■ EXERCISE INPUT
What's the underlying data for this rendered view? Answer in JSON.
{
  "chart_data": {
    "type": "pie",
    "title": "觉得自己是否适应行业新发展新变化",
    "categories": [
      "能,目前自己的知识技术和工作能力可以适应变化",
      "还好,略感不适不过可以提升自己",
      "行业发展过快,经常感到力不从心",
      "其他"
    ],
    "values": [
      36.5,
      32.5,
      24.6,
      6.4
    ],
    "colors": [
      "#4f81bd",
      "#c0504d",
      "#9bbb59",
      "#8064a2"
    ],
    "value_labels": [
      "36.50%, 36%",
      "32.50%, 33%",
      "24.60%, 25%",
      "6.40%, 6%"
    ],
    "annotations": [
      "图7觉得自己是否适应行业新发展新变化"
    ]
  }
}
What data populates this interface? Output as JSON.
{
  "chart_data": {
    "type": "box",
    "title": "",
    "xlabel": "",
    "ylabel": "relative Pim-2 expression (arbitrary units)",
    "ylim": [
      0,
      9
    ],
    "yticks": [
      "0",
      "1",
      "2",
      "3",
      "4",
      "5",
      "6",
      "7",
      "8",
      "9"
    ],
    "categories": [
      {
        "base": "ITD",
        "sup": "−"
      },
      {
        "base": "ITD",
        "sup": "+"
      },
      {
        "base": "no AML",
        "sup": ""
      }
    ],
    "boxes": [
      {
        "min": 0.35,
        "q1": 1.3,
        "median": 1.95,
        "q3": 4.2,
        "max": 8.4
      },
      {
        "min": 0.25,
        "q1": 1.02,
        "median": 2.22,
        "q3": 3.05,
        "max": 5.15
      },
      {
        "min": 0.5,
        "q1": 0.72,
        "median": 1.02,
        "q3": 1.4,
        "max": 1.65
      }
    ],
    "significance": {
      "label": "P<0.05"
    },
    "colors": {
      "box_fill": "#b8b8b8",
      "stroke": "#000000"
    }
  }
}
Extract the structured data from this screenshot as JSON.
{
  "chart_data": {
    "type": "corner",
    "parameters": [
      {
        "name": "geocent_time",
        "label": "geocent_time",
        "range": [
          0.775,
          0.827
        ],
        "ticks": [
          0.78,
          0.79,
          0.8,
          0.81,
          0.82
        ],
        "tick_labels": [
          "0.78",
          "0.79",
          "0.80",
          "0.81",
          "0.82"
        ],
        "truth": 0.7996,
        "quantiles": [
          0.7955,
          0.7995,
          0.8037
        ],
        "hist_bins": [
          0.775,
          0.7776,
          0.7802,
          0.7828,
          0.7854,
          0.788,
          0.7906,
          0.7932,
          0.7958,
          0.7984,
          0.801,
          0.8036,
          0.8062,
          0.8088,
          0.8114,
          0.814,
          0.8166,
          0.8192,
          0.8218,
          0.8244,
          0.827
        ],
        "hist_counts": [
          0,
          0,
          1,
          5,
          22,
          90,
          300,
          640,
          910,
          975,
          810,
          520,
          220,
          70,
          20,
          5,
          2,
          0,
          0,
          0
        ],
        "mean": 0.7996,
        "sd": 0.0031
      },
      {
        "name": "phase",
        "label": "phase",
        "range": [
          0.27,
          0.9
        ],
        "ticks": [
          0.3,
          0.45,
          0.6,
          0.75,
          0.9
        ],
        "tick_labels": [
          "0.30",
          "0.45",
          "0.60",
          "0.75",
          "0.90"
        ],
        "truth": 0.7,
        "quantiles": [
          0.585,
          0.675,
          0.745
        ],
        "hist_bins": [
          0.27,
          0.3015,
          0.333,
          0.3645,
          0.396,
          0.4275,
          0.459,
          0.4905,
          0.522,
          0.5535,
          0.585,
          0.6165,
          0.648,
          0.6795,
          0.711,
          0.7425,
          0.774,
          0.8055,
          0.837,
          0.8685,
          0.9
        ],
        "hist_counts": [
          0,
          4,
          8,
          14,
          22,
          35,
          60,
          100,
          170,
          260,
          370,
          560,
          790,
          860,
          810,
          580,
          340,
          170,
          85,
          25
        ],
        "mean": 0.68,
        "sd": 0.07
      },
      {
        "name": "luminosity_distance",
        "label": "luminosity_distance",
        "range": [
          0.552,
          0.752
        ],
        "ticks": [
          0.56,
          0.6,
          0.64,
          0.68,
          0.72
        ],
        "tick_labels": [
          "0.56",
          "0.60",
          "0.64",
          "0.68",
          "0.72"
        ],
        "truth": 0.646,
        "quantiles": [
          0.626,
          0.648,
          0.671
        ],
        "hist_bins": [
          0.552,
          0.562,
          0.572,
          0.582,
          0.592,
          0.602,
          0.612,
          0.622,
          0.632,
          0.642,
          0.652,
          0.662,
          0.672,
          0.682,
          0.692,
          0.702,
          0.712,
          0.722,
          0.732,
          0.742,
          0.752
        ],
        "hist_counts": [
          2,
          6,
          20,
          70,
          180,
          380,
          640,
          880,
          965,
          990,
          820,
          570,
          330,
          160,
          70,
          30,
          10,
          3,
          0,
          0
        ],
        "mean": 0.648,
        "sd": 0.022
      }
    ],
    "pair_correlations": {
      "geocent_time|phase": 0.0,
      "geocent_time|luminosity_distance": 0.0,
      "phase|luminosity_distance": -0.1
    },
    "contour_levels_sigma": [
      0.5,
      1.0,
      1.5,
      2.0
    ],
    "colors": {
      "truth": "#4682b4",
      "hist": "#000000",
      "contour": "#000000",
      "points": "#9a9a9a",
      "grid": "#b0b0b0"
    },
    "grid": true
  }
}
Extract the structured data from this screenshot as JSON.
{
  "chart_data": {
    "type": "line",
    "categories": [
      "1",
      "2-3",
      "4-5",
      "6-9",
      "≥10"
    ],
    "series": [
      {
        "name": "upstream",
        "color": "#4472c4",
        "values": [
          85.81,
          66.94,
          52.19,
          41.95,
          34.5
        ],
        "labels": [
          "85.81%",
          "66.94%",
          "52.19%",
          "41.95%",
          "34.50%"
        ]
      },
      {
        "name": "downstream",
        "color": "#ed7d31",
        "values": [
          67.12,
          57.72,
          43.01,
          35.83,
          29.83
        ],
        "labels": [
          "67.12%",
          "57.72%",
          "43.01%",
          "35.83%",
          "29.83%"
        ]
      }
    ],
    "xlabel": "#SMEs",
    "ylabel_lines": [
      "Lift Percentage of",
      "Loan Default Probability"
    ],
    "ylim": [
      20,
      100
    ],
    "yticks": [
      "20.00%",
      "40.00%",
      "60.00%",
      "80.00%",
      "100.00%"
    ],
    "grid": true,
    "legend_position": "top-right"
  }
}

■ AIM OF THE EXERCISE
Pick each line holding the word "truth" out of the listing.

■ REPLY TO THE TASK
        "truth": 0.7996,
        "truth": 0.7,
        "truth": 0.646,
      "truth": "#4682b4",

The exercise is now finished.